(Records excerpted from a collection)
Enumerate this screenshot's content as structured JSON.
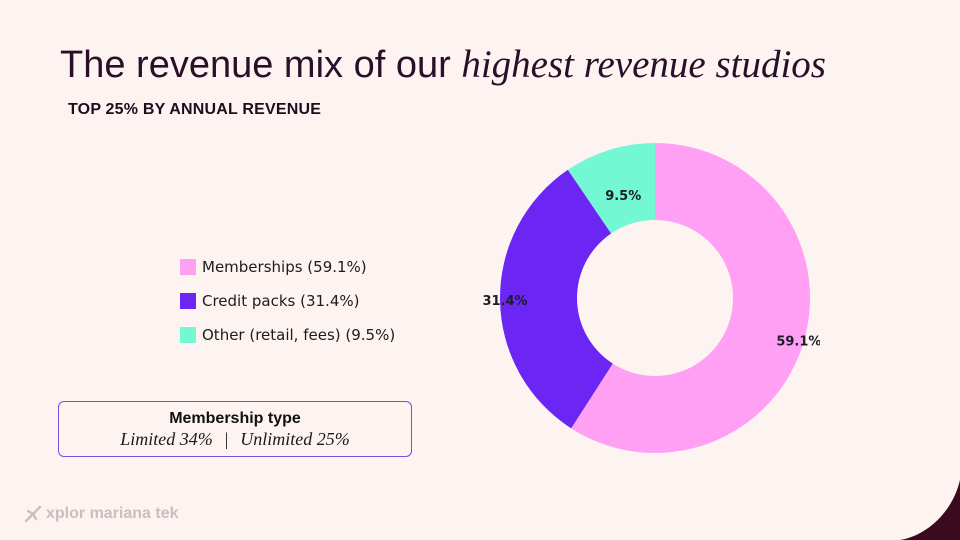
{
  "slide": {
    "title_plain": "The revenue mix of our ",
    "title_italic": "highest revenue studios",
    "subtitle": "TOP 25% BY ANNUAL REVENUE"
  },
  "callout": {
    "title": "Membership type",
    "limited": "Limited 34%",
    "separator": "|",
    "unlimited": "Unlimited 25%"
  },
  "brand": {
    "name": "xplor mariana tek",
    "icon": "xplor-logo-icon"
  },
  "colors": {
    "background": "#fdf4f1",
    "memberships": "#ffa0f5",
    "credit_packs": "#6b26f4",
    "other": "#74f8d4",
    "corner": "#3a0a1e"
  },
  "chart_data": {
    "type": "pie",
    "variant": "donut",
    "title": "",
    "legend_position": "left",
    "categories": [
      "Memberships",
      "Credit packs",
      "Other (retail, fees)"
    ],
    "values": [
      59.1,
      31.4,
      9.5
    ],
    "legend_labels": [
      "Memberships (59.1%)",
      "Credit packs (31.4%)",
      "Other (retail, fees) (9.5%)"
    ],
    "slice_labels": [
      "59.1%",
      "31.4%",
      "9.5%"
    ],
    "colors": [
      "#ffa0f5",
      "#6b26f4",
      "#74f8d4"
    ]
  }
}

Task prompt: Are you able to set down all the lines above exactly, without any pictures?

Correct answer:
Enumerate this screenshot's content as structured JSON.
{
  "slide": {
    "title_plain": "The revenue mix of our ",
    "title_italic": "highest revenue studios",
    "subtitle": "TOP 25% BY ANNUAL REVENUE"
  },
  "callout": {
    "title": "Membership type",
    "limited": "Limited 34%",
    "separator": "|",
    "unlimited": "Unlimited 25%"
  },
  "brand": {
    "name": "xplor mariana tek",
    "icon": "xplor-logo-icon"
  },
  "colors": {
    "background": "#fdf4f1",
    "memberships": "#ffa0f5",
    "credit_packs": "#6b26f4",
    "other": "#74f8d4",
    "corner": "#3a0a1e"
  },
  "chart_data": {
    "type": "pie",
    "variant": "donut",
    "title": "",
    "legend_position": "left",
    "categories": [
      "Memberships",
      "Credit packs",
      "Other (retail, fees)"
    ],
    "values": [
      59.1,
      31.4,
      9.5
    ],
    "legend_labels": [
      "Memberships (59.1%)",
      "Credit packs (31.4%)",
      "Other (retail, fees) (9.5%)"
    ],
    "slice_labels": [
      "59.1%",
      "31.4%",
      "9.5%"
    ],
    "colors": [
      "#ffa0f5",
      "#6b26f4",
      "#74f8d4"
    ]
  }
}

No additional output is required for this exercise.